## Dataset excerpts
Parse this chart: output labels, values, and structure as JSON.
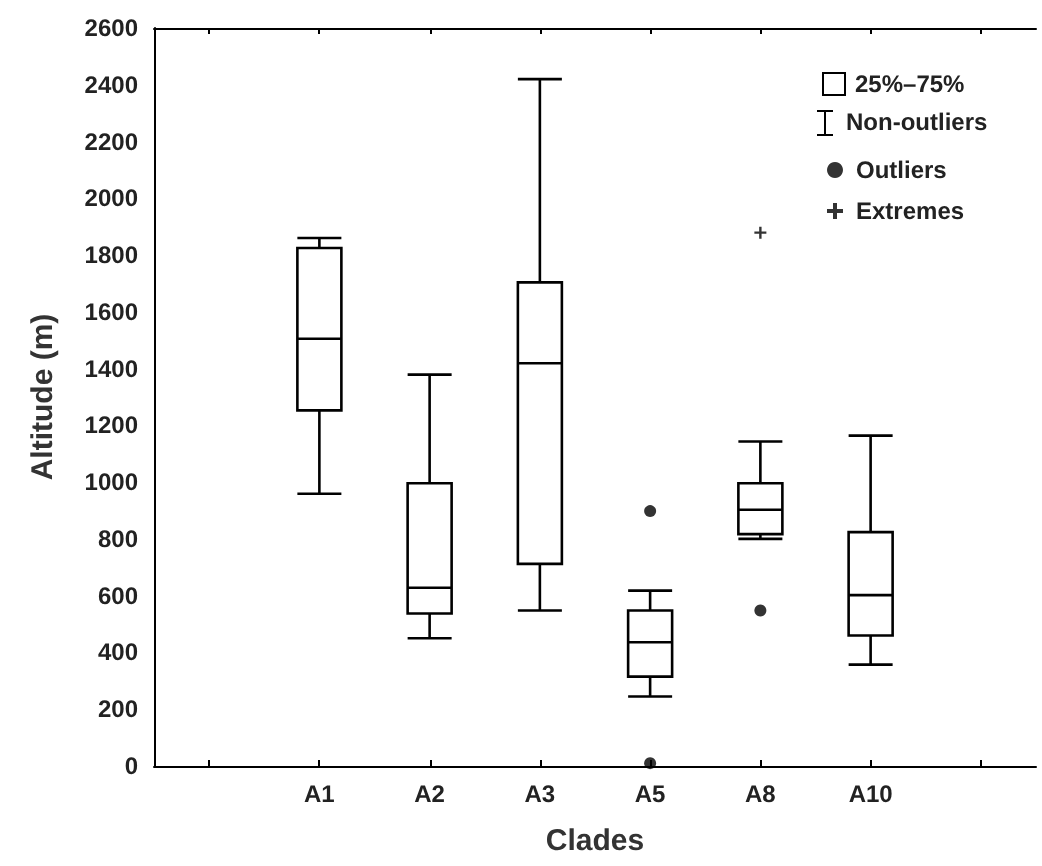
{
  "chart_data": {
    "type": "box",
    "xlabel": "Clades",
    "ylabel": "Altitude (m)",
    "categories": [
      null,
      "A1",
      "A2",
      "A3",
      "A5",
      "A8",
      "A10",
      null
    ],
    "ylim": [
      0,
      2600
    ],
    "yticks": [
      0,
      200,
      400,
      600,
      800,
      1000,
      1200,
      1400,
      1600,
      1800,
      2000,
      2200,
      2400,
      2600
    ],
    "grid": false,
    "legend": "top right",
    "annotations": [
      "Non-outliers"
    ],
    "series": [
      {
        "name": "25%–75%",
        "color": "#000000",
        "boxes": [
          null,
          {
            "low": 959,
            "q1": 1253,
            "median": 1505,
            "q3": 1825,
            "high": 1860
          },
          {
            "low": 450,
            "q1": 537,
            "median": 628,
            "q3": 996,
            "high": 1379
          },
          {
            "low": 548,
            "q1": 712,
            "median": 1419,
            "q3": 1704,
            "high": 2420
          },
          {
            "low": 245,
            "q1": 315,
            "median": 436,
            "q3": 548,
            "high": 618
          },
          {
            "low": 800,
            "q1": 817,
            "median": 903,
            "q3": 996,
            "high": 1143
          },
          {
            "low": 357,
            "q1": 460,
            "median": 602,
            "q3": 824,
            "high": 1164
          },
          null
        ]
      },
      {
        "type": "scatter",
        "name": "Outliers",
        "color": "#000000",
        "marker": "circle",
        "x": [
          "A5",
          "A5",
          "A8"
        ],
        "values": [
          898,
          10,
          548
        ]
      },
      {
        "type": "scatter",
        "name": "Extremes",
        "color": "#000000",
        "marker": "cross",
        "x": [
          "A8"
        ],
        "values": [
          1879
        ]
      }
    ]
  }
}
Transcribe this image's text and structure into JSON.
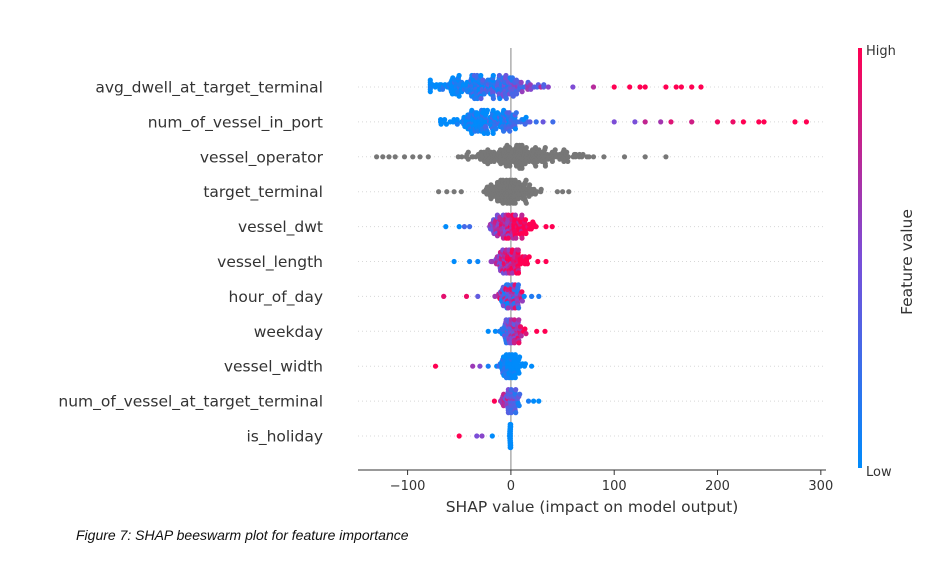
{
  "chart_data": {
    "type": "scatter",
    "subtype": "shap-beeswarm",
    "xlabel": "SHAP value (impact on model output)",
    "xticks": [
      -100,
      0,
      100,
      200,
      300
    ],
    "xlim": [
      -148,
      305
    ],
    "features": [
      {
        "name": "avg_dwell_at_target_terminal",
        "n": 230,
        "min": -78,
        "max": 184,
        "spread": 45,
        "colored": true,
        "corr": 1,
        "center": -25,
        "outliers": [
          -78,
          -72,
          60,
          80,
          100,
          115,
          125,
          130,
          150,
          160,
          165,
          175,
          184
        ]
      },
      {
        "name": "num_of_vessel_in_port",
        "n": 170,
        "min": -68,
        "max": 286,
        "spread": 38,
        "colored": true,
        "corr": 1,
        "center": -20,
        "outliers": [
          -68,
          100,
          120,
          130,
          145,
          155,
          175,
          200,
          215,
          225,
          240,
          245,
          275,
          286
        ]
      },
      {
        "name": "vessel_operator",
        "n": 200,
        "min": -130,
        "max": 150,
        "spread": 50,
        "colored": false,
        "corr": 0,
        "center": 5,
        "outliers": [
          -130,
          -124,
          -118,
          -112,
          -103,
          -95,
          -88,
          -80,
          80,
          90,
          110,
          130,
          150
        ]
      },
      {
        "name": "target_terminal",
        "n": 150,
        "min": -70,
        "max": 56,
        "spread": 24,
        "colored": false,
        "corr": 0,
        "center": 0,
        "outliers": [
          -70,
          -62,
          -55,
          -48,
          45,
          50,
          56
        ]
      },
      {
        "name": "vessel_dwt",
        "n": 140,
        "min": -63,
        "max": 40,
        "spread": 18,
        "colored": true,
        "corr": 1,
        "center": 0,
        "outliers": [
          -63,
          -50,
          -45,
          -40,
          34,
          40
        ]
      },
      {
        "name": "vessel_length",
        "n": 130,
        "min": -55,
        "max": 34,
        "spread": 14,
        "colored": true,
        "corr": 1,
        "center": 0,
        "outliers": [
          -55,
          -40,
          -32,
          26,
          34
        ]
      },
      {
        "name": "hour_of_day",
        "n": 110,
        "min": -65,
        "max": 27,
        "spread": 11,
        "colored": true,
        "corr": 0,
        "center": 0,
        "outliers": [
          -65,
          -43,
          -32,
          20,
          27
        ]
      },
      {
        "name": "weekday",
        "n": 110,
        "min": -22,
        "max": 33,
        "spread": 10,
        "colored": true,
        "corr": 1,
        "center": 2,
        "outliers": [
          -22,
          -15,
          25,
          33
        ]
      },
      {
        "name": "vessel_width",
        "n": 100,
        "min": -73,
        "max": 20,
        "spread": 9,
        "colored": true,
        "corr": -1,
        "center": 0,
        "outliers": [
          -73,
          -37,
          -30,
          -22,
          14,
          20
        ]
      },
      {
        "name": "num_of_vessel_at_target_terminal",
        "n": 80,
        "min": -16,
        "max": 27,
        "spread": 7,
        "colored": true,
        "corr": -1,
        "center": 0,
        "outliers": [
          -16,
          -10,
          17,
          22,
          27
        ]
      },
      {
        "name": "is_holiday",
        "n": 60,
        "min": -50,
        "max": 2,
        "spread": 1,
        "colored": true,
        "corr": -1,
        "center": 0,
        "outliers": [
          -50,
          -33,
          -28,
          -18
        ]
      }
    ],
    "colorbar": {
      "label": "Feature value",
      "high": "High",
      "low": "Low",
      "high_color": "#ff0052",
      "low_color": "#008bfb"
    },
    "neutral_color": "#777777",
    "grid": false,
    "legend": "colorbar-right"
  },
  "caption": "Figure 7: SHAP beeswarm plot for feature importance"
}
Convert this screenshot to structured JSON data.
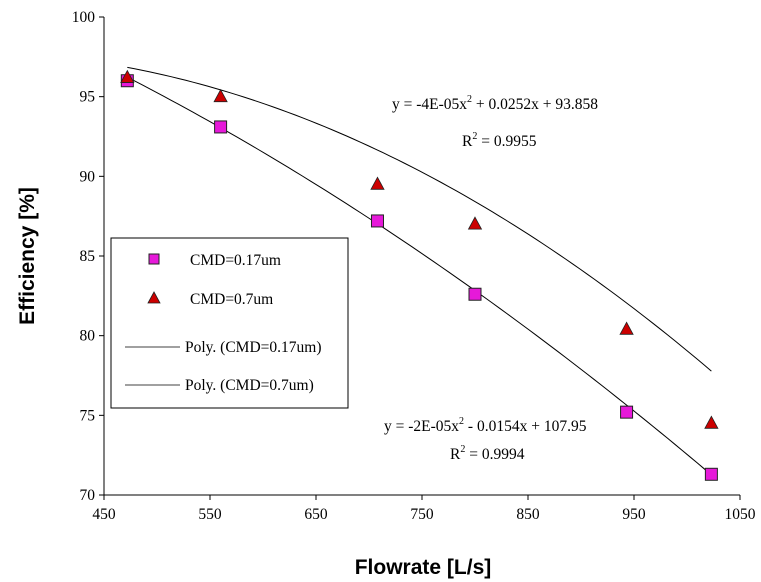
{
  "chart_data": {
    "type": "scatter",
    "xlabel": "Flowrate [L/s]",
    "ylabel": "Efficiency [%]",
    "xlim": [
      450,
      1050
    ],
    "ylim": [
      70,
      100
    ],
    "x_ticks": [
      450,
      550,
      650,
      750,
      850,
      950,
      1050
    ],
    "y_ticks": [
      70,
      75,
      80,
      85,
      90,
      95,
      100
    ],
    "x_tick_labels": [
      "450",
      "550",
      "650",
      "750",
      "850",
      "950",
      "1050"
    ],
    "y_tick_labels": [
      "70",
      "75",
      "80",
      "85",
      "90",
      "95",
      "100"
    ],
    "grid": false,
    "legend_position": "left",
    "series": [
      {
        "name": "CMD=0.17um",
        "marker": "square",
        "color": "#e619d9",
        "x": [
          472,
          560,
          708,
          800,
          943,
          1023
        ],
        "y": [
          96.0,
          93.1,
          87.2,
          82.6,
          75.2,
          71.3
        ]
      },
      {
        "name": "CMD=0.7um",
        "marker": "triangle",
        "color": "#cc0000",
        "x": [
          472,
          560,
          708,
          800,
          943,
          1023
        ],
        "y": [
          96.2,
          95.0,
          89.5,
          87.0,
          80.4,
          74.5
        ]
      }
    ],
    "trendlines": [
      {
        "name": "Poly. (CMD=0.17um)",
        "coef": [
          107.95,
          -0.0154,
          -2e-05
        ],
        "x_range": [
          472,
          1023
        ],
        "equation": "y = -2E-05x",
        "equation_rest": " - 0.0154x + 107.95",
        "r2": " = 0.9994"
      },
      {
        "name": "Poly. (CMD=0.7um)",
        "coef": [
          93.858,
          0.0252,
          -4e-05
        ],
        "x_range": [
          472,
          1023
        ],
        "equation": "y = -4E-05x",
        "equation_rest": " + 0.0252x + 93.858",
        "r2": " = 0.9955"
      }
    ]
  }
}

* * *

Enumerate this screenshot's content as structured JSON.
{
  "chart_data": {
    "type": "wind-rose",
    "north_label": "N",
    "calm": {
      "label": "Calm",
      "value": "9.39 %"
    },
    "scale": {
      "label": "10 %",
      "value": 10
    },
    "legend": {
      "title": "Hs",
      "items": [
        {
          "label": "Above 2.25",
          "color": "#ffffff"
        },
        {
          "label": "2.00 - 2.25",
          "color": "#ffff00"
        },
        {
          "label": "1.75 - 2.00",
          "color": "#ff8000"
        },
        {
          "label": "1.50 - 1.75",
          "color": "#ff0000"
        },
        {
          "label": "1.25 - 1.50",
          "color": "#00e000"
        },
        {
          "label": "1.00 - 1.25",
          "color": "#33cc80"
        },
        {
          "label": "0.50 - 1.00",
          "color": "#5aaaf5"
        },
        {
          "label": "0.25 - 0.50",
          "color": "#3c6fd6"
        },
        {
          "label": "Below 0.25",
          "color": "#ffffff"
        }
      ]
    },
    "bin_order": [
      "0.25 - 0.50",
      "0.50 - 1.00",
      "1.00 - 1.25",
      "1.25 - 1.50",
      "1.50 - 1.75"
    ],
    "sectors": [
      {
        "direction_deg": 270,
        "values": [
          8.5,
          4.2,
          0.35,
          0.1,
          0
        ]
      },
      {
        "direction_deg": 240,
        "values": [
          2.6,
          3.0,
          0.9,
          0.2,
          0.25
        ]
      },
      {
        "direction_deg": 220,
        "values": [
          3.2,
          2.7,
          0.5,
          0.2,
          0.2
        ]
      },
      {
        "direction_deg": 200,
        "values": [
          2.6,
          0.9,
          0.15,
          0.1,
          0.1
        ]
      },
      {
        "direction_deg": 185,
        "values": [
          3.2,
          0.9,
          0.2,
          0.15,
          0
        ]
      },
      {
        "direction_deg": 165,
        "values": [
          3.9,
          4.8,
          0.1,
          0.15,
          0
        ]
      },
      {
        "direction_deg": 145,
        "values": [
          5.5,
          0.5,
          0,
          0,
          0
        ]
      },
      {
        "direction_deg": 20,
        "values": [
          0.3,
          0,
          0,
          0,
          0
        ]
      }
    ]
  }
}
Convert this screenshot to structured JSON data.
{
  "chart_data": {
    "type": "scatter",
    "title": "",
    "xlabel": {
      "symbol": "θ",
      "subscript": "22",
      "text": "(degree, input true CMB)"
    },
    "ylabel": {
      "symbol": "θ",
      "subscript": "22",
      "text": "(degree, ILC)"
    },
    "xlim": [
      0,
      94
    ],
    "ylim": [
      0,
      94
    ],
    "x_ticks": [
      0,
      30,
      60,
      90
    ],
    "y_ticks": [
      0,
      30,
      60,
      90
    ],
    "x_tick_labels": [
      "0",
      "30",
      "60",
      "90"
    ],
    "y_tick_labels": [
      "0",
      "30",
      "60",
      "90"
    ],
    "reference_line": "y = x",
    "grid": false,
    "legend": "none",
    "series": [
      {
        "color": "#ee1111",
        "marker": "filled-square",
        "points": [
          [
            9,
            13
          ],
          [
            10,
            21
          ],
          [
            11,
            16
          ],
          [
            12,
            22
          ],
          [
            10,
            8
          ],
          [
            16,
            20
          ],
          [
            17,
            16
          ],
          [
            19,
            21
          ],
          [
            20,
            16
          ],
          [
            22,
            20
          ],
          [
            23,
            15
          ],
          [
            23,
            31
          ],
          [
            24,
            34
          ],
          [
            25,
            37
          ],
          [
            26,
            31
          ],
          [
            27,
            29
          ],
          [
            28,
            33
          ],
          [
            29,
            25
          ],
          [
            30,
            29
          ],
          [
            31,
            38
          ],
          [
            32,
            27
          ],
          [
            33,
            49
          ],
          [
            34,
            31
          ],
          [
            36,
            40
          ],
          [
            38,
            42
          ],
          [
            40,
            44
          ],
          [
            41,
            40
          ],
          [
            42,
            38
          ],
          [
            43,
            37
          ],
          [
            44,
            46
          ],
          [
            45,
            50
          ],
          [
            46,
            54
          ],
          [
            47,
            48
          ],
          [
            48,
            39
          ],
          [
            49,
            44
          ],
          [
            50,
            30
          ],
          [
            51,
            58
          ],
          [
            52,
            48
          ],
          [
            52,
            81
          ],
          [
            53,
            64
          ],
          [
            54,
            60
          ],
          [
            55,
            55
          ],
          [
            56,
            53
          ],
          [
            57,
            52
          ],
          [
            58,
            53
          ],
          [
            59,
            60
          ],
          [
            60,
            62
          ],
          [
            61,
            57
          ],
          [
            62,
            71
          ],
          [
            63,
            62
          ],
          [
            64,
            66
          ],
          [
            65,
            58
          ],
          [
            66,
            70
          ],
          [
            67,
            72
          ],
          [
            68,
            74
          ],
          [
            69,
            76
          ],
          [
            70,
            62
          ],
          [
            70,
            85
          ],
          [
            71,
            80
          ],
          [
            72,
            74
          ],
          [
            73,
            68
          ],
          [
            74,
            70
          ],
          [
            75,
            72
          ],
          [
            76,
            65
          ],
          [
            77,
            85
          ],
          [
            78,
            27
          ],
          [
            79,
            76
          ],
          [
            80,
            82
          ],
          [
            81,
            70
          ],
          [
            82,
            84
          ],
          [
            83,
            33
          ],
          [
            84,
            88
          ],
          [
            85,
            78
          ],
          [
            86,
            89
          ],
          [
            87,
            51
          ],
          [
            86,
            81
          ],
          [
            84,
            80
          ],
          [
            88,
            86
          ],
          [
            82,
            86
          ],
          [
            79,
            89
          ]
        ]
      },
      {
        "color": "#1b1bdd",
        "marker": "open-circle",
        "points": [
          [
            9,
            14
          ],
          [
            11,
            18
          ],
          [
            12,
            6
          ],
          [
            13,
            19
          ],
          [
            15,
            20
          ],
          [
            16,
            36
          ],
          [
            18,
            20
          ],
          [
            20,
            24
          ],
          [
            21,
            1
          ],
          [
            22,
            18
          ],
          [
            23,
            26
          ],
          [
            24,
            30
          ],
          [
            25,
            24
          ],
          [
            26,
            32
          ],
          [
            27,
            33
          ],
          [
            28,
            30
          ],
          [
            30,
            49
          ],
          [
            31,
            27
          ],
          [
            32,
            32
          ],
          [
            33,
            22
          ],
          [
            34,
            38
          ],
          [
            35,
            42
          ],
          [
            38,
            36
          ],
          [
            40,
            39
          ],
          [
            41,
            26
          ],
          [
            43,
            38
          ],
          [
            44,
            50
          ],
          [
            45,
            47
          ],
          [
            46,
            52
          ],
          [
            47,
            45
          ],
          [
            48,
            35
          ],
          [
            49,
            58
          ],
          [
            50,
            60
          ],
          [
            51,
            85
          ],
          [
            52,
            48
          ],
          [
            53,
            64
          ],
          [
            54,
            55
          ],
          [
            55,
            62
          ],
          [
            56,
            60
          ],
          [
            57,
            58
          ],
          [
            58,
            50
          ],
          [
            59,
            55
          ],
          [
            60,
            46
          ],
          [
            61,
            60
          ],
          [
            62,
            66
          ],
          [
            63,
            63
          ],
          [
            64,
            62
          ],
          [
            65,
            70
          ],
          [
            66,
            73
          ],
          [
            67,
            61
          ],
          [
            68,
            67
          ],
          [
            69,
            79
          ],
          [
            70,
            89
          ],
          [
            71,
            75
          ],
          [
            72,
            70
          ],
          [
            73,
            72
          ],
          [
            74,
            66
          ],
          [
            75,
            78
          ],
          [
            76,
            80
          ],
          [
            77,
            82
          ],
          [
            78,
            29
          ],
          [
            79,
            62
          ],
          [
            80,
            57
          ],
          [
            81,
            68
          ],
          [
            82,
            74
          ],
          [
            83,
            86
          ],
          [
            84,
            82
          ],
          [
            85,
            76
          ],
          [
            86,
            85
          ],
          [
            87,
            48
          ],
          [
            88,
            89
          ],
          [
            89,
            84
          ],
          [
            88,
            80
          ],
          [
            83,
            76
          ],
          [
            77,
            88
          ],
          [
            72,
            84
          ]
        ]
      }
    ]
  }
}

---

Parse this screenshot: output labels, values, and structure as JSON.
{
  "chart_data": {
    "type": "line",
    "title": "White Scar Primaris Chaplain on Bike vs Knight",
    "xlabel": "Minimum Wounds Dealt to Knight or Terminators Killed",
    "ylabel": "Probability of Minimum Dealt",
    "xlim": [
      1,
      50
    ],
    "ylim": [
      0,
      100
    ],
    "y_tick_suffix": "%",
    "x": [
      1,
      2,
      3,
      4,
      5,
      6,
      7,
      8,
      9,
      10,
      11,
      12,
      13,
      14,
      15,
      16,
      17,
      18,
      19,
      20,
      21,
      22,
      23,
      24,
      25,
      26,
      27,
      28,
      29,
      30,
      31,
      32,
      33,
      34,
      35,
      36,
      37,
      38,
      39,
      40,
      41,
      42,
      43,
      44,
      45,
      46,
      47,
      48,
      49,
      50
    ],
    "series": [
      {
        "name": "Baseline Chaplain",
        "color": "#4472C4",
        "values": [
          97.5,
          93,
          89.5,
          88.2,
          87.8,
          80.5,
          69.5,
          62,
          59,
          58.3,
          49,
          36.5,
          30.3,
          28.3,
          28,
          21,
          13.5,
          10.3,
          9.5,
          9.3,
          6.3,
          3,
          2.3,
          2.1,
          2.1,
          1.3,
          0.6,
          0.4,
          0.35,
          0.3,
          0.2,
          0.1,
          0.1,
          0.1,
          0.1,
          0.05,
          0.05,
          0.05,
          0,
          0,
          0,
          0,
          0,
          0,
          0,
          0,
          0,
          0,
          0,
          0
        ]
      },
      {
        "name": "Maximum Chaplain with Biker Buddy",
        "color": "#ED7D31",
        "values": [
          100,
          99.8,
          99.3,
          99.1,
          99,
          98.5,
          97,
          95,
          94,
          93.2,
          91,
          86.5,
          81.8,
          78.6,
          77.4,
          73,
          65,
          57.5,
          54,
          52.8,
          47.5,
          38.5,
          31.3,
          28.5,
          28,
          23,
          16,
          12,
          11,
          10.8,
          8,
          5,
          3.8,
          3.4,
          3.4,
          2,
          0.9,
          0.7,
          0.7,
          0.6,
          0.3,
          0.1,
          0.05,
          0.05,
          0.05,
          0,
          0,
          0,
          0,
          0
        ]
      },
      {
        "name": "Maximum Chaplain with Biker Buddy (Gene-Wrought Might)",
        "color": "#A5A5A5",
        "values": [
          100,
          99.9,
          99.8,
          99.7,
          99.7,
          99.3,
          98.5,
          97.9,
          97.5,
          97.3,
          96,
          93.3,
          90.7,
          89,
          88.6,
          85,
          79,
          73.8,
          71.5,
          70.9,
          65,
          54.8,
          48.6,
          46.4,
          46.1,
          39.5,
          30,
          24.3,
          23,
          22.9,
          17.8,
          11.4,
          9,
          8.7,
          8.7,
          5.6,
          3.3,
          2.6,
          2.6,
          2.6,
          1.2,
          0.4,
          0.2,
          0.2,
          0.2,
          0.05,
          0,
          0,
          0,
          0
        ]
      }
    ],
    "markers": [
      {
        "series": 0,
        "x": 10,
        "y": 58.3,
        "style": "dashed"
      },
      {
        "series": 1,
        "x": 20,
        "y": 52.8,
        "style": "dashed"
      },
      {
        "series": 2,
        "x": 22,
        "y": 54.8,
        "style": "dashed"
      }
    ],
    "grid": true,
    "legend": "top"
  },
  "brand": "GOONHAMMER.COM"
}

## Your task
Tally up the lines holding the word "JSON" in the data above, and answer with that figure only.

## Written answer
6